PROBLEM STATEMENT: Quote word for word the lines starting at the line with "Convert this screenshot" and ending at the final line of the entries. Leave out any pictures.

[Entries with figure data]
+---+

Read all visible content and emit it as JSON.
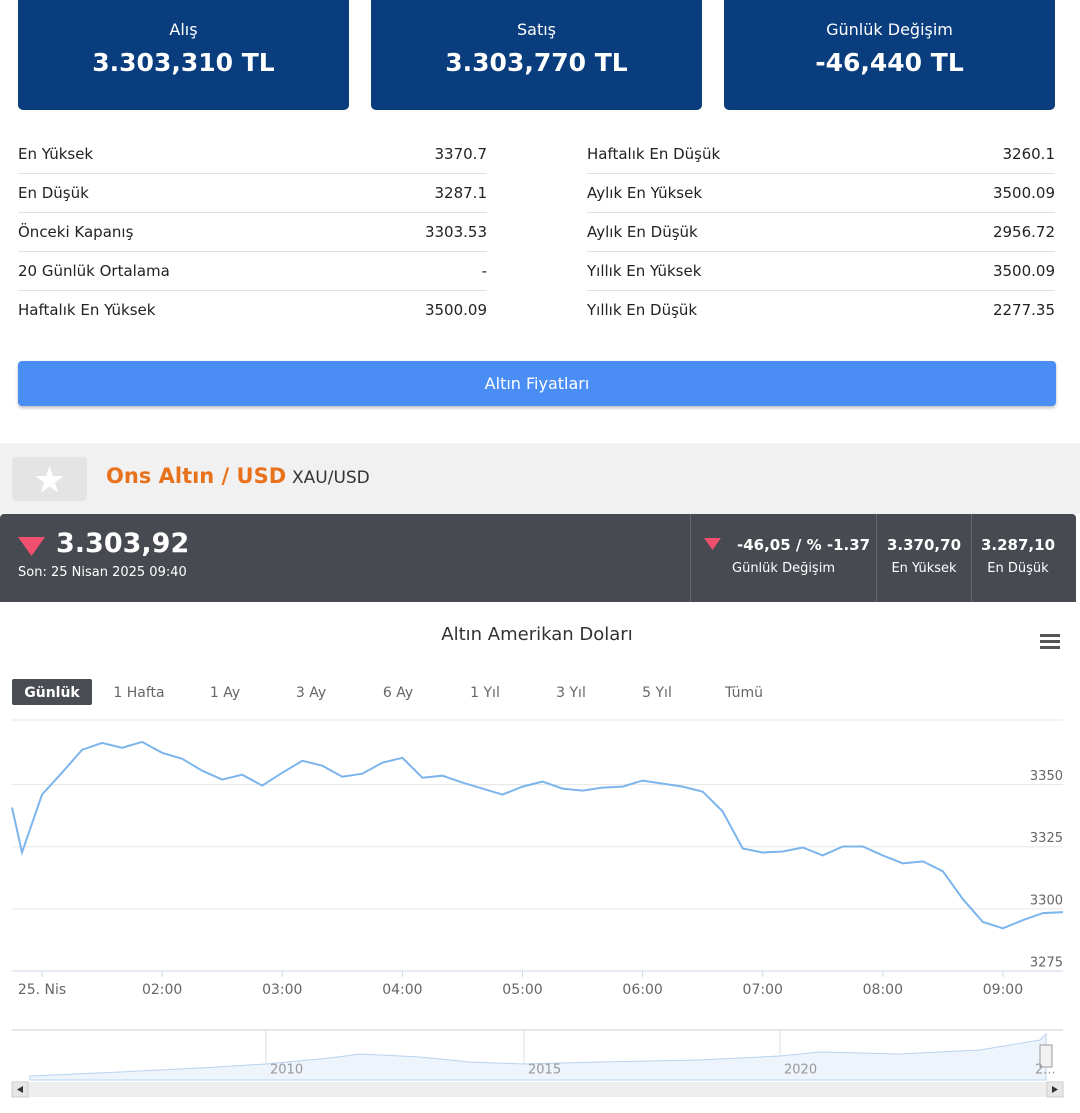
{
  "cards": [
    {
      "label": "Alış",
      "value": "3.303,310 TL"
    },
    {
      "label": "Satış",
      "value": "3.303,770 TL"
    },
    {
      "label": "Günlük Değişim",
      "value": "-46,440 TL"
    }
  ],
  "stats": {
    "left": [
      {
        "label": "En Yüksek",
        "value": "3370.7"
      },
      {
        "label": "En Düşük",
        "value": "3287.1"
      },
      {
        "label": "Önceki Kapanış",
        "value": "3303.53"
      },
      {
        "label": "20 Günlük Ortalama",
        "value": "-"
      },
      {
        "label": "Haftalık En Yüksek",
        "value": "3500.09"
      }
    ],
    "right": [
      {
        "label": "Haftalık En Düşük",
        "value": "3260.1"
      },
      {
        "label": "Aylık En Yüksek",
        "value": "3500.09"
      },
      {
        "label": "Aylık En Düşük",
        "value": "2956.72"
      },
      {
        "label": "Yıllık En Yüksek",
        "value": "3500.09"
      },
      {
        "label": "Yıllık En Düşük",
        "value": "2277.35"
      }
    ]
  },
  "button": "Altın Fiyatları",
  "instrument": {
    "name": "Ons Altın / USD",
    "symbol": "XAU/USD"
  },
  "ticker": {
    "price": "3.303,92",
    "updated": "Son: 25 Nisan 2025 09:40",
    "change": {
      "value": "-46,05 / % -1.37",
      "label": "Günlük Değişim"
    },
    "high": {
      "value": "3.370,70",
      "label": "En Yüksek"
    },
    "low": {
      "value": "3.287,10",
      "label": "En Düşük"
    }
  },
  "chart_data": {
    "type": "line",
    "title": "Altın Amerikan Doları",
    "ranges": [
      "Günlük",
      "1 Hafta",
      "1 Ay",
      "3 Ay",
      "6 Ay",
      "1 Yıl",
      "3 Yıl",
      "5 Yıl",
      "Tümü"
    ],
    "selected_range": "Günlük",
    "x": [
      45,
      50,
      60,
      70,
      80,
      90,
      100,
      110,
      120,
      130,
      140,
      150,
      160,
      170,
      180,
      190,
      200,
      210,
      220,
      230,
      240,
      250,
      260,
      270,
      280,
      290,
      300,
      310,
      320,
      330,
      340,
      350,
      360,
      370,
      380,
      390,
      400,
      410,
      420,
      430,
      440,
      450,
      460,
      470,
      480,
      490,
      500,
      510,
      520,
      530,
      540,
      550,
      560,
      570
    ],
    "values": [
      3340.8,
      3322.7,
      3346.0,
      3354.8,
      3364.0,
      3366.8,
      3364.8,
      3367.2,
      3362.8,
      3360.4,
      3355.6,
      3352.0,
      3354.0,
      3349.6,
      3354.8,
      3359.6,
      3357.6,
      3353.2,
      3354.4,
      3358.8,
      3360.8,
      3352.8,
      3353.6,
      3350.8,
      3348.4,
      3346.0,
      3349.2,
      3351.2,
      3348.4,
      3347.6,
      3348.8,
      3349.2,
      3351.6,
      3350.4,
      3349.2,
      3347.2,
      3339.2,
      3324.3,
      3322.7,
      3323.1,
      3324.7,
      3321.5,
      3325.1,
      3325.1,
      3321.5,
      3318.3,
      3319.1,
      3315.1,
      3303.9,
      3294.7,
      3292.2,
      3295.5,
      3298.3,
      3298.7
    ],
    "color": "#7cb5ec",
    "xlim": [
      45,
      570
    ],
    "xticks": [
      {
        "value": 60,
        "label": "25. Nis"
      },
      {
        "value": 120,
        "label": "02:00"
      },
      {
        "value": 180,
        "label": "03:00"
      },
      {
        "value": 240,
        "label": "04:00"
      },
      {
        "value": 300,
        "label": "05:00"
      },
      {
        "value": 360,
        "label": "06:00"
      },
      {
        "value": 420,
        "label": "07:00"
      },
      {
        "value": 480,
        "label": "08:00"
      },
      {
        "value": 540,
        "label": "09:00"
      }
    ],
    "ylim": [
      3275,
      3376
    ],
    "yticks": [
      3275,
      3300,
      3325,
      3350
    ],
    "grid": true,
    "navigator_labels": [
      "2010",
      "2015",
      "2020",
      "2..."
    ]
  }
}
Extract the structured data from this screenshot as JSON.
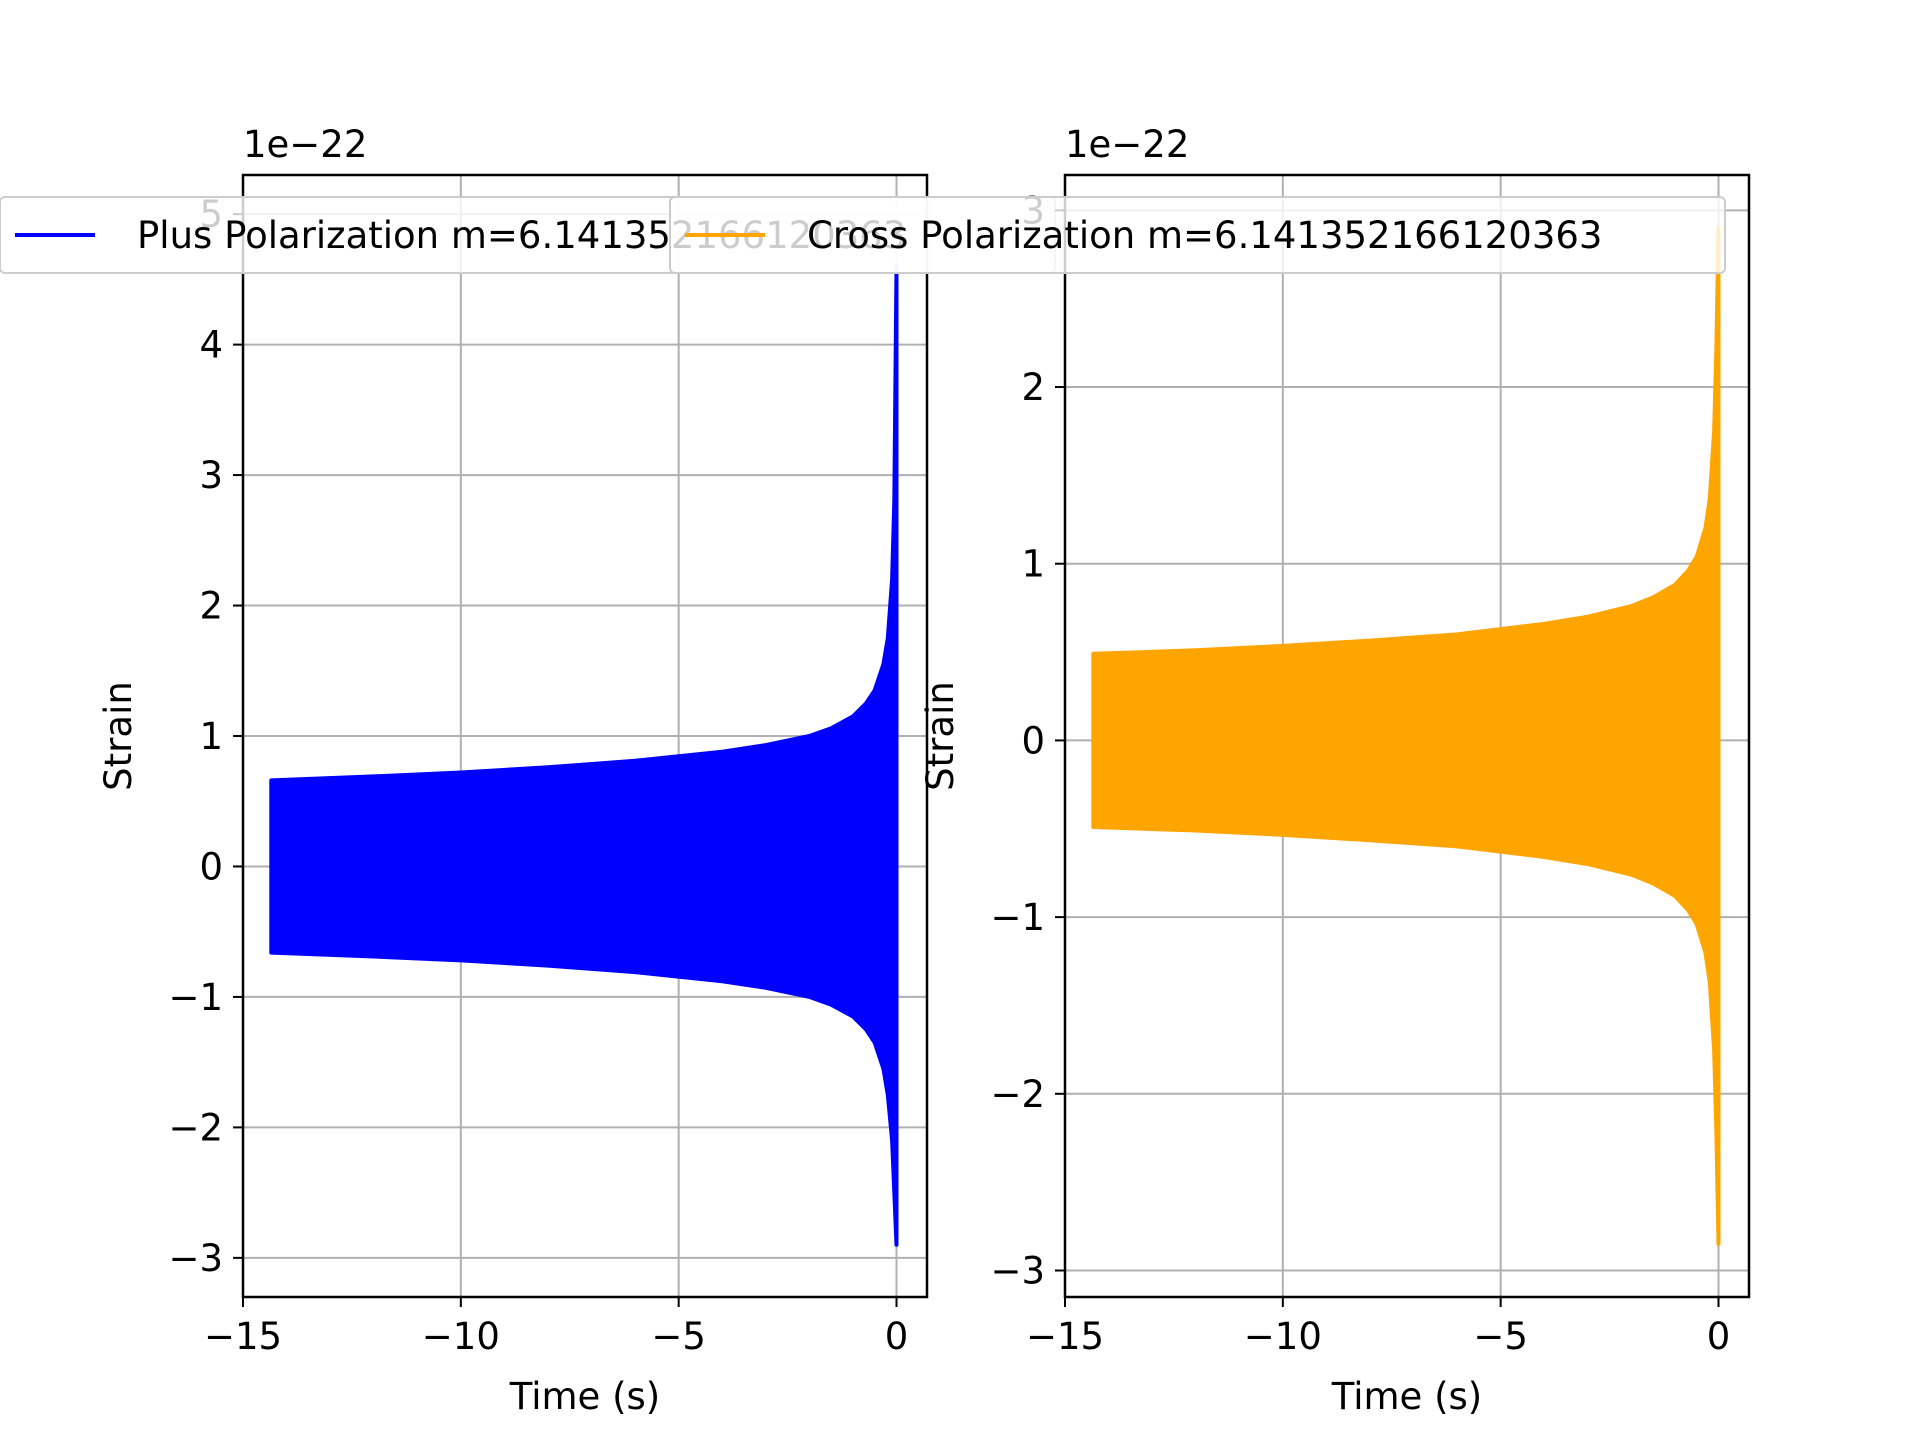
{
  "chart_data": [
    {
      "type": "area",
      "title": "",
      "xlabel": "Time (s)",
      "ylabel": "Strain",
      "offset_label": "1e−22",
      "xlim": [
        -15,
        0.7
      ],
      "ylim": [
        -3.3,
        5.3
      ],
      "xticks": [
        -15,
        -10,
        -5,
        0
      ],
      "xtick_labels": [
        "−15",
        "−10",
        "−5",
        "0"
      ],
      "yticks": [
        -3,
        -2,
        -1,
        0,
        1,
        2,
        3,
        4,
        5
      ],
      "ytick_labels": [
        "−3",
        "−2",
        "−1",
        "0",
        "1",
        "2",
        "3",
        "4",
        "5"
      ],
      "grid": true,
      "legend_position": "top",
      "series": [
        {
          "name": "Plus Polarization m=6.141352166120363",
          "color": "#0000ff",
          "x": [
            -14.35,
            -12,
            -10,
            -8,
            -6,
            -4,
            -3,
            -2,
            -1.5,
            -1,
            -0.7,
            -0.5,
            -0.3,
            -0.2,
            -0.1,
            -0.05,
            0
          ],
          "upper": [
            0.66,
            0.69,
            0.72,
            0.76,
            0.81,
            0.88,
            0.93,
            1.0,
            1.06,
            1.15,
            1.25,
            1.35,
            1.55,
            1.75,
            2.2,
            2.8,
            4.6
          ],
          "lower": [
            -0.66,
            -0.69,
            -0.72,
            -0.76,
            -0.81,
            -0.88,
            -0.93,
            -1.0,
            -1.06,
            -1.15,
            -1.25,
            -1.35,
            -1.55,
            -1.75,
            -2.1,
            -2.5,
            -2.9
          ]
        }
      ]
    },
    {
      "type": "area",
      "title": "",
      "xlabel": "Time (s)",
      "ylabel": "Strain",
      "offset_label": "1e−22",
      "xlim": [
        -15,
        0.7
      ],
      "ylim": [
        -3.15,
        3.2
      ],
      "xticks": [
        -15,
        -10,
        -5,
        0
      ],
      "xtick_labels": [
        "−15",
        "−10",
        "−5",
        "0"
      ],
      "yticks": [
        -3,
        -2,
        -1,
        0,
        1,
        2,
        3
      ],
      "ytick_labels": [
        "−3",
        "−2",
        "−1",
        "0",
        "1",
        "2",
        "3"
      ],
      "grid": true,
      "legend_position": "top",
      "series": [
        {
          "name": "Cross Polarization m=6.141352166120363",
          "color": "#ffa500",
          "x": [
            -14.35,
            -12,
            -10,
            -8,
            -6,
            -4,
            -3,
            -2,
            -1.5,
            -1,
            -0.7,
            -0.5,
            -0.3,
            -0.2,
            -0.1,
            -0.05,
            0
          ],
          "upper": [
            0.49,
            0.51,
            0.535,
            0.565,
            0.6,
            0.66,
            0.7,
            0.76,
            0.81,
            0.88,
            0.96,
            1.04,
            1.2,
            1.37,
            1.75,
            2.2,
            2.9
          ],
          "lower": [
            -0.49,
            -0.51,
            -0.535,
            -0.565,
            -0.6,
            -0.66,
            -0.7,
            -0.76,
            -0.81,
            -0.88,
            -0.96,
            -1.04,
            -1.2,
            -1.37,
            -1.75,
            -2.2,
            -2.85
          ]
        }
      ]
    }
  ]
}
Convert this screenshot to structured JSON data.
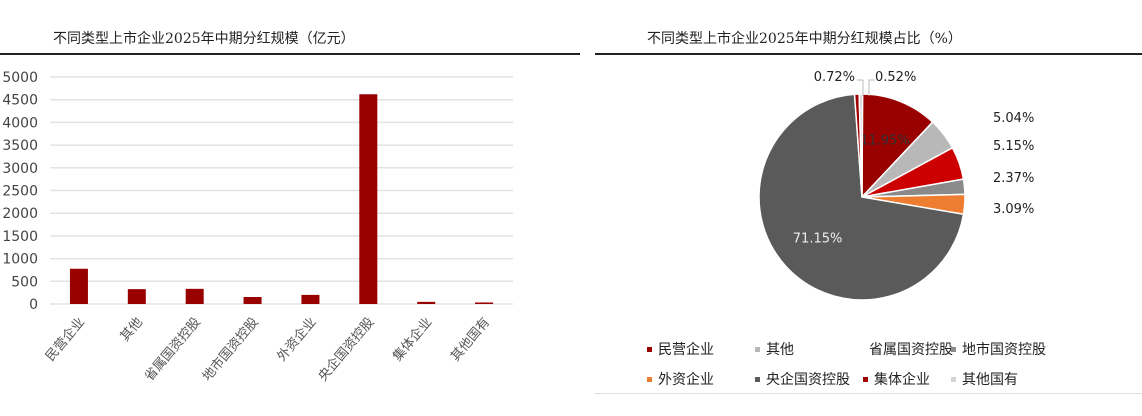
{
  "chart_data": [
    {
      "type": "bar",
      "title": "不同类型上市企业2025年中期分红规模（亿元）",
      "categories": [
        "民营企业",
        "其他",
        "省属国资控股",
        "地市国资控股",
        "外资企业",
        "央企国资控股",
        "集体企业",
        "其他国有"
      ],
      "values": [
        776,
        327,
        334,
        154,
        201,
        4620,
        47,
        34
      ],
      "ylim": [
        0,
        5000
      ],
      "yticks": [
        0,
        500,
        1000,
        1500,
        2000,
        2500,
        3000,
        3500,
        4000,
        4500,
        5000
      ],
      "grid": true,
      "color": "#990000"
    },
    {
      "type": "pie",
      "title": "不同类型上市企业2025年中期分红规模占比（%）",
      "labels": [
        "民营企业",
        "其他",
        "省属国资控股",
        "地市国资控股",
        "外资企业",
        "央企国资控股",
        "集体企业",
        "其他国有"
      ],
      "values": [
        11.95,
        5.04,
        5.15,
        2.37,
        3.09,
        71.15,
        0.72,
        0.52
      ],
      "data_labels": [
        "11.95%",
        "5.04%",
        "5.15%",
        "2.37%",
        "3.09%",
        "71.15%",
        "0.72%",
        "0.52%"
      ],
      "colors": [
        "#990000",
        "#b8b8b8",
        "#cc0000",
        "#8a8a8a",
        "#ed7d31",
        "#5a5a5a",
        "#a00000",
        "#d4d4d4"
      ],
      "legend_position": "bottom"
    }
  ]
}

+---+

OUTPUT BELOW:
Convert this screenshot to structured JSON data.
{
  "chart_data": [
    {
      "type": "bar",
      "title": "不同类型上市企业2025年中期分红规模（亿元）",
      "categories": [
        "民营企业",
        "其他",
        "省属国资控股",
        "地市国资控股",
        "外资企业",
        "央企国资控股",
        "集体企业",
        "其他国有"
      ],
      "values": [
        776,
        327,
        334,
        154,
        201,
        4620,
        47,
        34
      ],
      "ylim": [
        0,
        5000
      ],
      "yticks": [
        0,
        500,
        1000,
        1500,
        2000,
        2500,
        3000,
        3500,
        4000,
        4500,
        5000
      ],
      "grid": true,
      "color": "#990000"
    },
    {
      "type": "pie",
      "title": "不同类型上市企业2025年中期分红规模占比（%）",
      "labels": [
        "民营企业",
        "其他",
        "省属国资控股",
        "地市国资控股",
        "外资企业",
        "央企国资控股",
        "集体企业",
        "其他国有"
      ],
      "values": [
        11.95,
        5.04,
        5.15,
        2.37,
        3.09,
        71.15,
        0.72,
        0.52
      ],
      "data_labels": [
        "11.95%",
        "5.04%",
        "5.15%",
        "2.37%",
        "3.09%",
        "71.15%",
        "0.72%",
        "0.52%"
      ],
      "colors": [
        "#990000",
        "#b8b8b8",
        "#cc0000",
        "#8a8a8a",
        "#ed7d31",
        "#5a5a5a",
        "#a00000",
        "#d4d4d4"
      ],
      "legend_position": "bottom"
    }
  ]
}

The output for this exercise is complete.